The input
------------------------------------------------

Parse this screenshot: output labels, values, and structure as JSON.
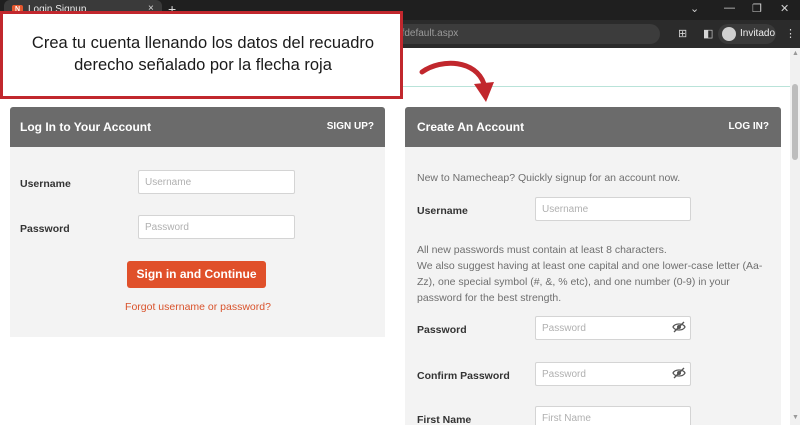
{
  "browser": {
    "tab_title": "Login Signup",
    "favicon_letter": "N",
    "tab_close": "×",
    "new_tab": "+",
    "url_fragment": "?fdefault.aspx",
    "profile_label": "Invitado",
    "menu_dots": "⋮",
    "window_controls": [
      "⌄",
      "—",
      "❐",
      "✕"
    ]
  },
  "annotation": {
    "text": "Crea tu cuenta llenando los datos del recuadro derecho señalado por la flecha roja",
    "color": "#c1272d"
  },
  "login": {
    "title": "Log In to Your Account",
    "signup_link": "SIGN UP?",
    "username_label": "Username",
    "username_placeholder": "Username",
    "password_label": "Password",
    "password_placeholder": "Password",
    "submit_label": "Sign in and Continue",
    "forgot_label": "Forgot username or password?"
  },
  "signup": {
    "title": "Create An Account",
    "login_link": "LOG IN?",
    "intro": "New to Namecheap? Quickly signup for an account now.",
    "username_label": "Username",
    "username_placeholder": "Username",
    "password_rules": "All new passwords must contain at least 8 characters.",
    "password_suggestion": "We also suggest having at least one capital and one lower-case letter (Aa-Zz), one special symbol (#, &, % etc), and one number (0-9) in your password for the best strength.",
    "password_label": "Password",
    "password_placeholder": "Password",
    "confirm_label": "Confirm Password",
    "confirm_placeholder": "Password",
    "firstname_label": "First Name",
    "firstname_placeholder": "First Name"
  },
  "colors": {
    "accent": "#e0502a",
    "panel_header": "#6b6b6b",
    "panel_body": "#f3f3f3"
  }
}
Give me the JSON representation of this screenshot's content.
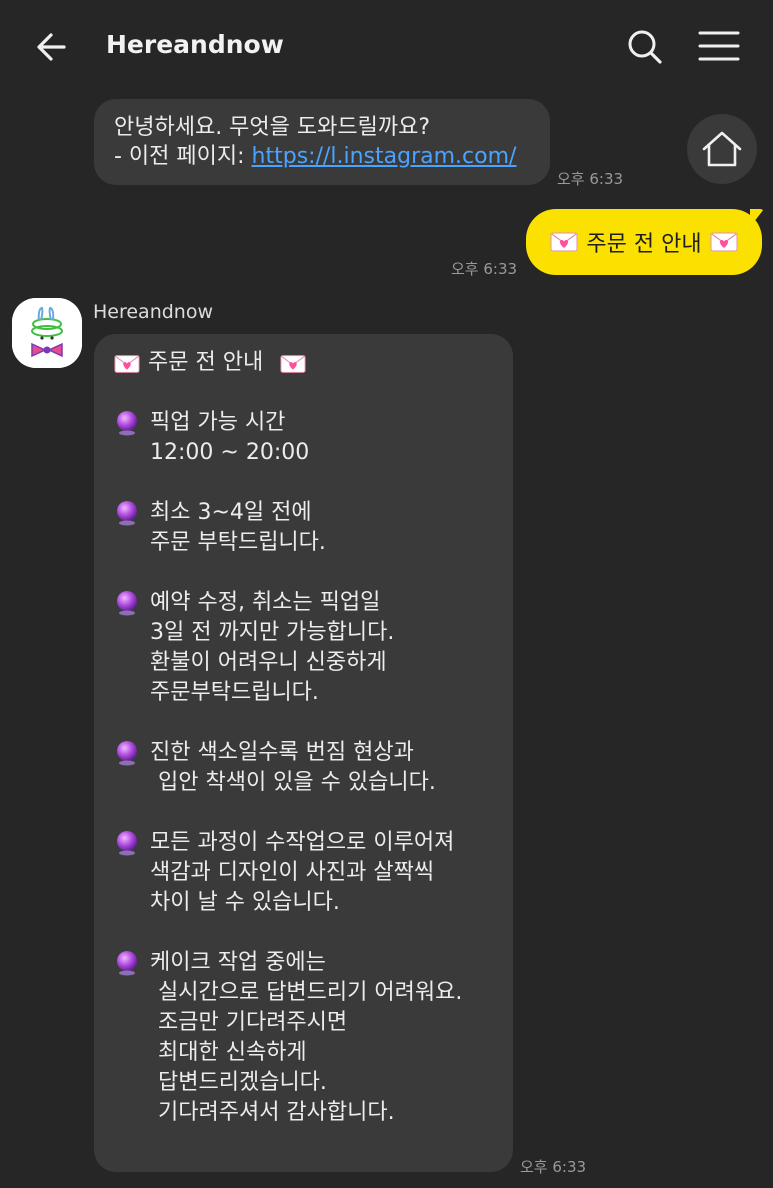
{
  "header": {
    "title": "Hereandnow",
    "back_icon": "arrow-left-icon",
    "search_icon": "search-icon",
    "menu_icon": "hamburger-menu-icon"
  },
  "home_button": {
    "icon": "home-icon"
  },
  "messages": {
    "greeting": {
      "line1": "안녕하세요. 무엇을 도와드릴까요?",
      "line2_prefix": "- 이전 페이지: ",
      "line2_link": "https://l.instagram.com/",
      "time": "오후 6:33"
    },
    "user": {
      "text": "주문 전 안내",
      "icon": "heart-envelope-icon",
      "time": "오후 6:33"
    },
    "bot": {
      "sender": "Hereandnow",
      "avatar": "bunny-cake-avatar",
      "time": "오후 6:33",
      "title": "주문 전 안내",
      "bullet_icon": "crystal-ball-icon",
      "sections": [
        {
          "lines": [
            "픽업 가능 시간",
            "12:00 ~ 20:00"
          ]
        },
        {
          "lines": [
            "최소 3~4일 전에",
            "주문 부탁드립니다."
          ]
        },
        {
          "lines": [
            "예약 수정, 취소는 픽업일",
            "3일 전 까지만 가능합니다.",
            "환불이 어려우니 신중하게",
            "주문부탁드립니다."
          ]
        },
        {
          "lines": [
            "진한 색소일수록 번짐 현상과",
            "입안 착색이 있을 수 있습니다."
          ]
        },
        {
          "lines": [
            "모든 과정이 수작업으로 이루어져",
            "색감과 디자인이 사진과 살짝씩",
            "차이 날 수 있습니다."
          ]
        },
        {
          "lines": [
            "케이크 작업 중에는",
            "실시간으로 답변드리기 어려워요.",
            "조금만 기다려주시면",
            "최대한 신속하게",
            "답변드리겠습니다.",
            "기다려주셔서 감사합니다."
          ]
        }
      ]
    }
  },
  "colors": {
    "background": "#262626",
    "bubble_in": "#3a3a3a",
    "bubble_out": "#fae100",
    "link": "#4aa3ff",
    "time": "#9a9a9a"
  }
}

------------------------------------------------

Challenge
Copy each line above that contains the word "screenshot".

Right answer
Parse this screenshot: output labels, values, and structure as JSON.
Give me the JSON representation of this screenshot's content.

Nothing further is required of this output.